CONSEGNA: Trascrivi parola per parola il pezzo dell'intervista che comincia con le parole "M. Torniamo a" e si ferma dopo "leggendo. È così?".

M. Torniamo a “La forma del silenzio” nel libro le descrizioni dei luoghi sono minime, molto più importanti le descrizioni dei luoghi dell’anima, dei sentimenti che agitano le persone, dei pensieri. Ho trovato una grande cura in questo, come procedi scrivendo? Il romanzo è molto “visivo” come se tu procedessi per immagini, perlomeno questa è la sensazione che ho avuto leggendo. È così?

S. Sì, è così, scrivo per immagini. Per riprendere la risposta precedente, durante le fasi di elaborazione della storia accumulo informazioni, visito luoghi, parlo con persone che possono darmi un punto di vista su ciò che devo raccontare, e tutto questo richiede tempo. In questo tempo la storia prende corpo intorno ad alcuni snodi che ho ben in mente e che cerco di mantenere perché penso siano irrinunciabili – devo ammettere che a volte anche questi punti sono saltati, ma questo è un altro discorso – finché a un certo punto sento di avere in mano la sequenza delle scene e allora inizio a scrivere. Gli stati d’animo dei personaggi sono una conseguenza della loro condizione e quando mi ritrovo nel mezzo di una scena, se devo raccontare un loro pensiero, mi risulta abbastanza semplice perché a quel punto li conosco molto bene e in qualche modo divento “loro”.

ESTRATTO DEI DATI:
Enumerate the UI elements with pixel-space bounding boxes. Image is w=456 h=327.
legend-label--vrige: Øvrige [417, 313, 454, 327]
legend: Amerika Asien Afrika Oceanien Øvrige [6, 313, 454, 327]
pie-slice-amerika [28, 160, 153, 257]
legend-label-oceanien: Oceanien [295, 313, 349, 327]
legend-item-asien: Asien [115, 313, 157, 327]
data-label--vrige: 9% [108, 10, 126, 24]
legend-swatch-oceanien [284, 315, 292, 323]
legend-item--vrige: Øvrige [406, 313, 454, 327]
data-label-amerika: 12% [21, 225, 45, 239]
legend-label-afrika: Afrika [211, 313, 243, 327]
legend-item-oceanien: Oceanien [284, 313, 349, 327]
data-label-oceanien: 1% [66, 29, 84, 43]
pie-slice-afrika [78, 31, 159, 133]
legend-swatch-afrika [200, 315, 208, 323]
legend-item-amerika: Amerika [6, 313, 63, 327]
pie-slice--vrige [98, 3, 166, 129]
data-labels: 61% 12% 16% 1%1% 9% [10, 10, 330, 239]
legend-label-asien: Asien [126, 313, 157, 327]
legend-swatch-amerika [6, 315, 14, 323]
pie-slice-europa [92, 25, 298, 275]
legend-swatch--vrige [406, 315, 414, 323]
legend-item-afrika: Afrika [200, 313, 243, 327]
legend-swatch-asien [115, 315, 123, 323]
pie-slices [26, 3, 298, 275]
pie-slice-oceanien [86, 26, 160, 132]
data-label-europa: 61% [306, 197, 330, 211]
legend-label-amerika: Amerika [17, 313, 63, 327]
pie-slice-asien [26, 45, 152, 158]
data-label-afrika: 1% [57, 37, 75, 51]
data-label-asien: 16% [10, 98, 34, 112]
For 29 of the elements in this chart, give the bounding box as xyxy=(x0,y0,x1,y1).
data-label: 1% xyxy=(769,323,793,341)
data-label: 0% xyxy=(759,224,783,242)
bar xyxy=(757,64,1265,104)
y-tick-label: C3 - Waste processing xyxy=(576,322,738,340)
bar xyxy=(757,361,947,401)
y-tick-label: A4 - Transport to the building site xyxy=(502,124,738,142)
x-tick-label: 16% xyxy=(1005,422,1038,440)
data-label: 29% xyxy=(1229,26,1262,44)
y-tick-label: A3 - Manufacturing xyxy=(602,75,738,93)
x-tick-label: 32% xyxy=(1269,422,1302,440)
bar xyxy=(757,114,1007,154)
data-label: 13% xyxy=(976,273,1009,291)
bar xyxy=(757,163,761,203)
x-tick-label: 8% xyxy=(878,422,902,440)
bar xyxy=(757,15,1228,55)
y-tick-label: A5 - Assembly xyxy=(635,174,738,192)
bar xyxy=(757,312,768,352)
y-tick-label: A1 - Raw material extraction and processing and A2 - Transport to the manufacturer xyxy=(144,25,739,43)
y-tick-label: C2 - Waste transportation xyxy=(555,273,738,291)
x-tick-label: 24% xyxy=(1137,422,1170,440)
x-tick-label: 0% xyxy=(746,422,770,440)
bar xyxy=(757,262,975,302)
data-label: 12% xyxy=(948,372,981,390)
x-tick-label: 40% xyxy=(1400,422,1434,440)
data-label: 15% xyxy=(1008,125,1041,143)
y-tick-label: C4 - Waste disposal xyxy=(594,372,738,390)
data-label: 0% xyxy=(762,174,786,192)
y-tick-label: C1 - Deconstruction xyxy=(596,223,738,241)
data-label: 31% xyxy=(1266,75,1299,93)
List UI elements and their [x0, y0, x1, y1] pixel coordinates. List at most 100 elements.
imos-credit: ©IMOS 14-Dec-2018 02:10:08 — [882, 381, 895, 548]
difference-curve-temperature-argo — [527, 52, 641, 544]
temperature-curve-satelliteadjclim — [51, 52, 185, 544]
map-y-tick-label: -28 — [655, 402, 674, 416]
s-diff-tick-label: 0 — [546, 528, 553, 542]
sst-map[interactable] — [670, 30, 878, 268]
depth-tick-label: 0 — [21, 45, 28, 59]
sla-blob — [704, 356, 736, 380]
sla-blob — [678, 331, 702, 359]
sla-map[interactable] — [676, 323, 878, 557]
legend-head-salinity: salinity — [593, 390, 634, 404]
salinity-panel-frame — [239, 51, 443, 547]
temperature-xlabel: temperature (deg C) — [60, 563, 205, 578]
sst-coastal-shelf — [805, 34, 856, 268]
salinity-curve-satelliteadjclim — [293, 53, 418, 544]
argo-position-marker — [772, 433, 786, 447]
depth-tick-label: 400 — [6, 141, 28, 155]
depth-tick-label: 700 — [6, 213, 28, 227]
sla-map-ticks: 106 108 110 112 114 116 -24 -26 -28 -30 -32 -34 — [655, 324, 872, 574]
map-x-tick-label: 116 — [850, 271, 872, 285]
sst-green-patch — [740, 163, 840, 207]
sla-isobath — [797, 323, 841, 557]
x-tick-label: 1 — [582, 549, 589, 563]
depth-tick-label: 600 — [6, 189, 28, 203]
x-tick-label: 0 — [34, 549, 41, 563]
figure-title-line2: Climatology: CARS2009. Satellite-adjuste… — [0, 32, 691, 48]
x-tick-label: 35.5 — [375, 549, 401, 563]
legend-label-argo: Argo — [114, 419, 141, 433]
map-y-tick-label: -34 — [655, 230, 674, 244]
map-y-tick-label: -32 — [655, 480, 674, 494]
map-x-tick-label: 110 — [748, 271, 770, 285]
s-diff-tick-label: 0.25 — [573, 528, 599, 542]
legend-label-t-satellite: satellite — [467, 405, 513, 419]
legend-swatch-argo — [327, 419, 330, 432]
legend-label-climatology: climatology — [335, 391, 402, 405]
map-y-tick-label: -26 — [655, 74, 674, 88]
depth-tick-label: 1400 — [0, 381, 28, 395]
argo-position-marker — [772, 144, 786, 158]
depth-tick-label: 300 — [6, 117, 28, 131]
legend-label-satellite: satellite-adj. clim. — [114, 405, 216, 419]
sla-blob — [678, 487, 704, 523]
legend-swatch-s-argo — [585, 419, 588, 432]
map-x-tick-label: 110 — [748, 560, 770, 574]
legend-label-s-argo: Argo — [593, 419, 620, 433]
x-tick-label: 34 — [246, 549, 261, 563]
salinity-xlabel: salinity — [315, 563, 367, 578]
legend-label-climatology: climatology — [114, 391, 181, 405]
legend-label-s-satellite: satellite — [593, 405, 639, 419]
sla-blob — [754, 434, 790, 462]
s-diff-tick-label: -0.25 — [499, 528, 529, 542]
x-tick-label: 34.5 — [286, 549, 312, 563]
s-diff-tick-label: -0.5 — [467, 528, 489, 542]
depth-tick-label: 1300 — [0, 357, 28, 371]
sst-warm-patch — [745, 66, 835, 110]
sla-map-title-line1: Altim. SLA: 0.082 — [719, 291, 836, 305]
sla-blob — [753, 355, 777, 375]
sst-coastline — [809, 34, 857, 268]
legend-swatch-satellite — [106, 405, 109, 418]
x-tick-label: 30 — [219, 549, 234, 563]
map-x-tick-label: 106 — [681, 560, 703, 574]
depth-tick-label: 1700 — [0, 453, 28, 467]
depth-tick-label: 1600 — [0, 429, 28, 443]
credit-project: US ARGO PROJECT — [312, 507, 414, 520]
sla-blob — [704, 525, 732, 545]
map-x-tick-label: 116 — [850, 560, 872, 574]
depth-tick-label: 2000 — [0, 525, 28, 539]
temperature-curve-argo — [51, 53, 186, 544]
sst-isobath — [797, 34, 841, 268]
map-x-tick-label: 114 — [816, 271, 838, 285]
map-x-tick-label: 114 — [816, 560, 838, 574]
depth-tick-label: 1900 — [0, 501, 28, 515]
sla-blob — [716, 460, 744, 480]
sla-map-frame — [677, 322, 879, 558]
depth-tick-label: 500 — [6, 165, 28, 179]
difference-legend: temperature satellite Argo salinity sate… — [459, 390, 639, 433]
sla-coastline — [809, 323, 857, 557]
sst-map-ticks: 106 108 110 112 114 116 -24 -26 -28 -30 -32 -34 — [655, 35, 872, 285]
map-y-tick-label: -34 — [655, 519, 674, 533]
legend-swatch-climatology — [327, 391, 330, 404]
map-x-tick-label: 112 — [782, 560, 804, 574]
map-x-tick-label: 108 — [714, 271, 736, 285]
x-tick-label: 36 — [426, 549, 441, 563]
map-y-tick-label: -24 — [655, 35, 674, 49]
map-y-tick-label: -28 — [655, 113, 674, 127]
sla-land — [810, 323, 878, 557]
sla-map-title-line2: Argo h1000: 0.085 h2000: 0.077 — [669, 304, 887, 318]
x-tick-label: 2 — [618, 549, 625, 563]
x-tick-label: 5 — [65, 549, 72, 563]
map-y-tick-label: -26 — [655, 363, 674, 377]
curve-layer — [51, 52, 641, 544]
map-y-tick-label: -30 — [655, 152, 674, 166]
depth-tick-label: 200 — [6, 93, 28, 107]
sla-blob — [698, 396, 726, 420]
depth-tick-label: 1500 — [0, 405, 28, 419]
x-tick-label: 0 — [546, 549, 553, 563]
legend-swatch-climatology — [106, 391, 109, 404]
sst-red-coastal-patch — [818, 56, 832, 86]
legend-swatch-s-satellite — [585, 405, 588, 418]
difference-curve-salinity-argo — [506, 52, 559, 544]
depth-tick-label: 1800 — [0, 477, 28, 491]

SOLUZIONE DELL'ESERCIZIO:
M. Torniamo a “La forma del silenzio” nel libro le descrizioni dei luoghi sono minime, molto più importanti le descrizioni dei luoghi dell’anima, dei sentimenti che agitano le persone, dei pensieri. Ho trovato una grande cura in questo, come procedi scrivendo? Il romanzo è molto “visivo” come se tu procedessi per immagini, perlomeno questa è la sensazione che ho avuto leggendo. È così?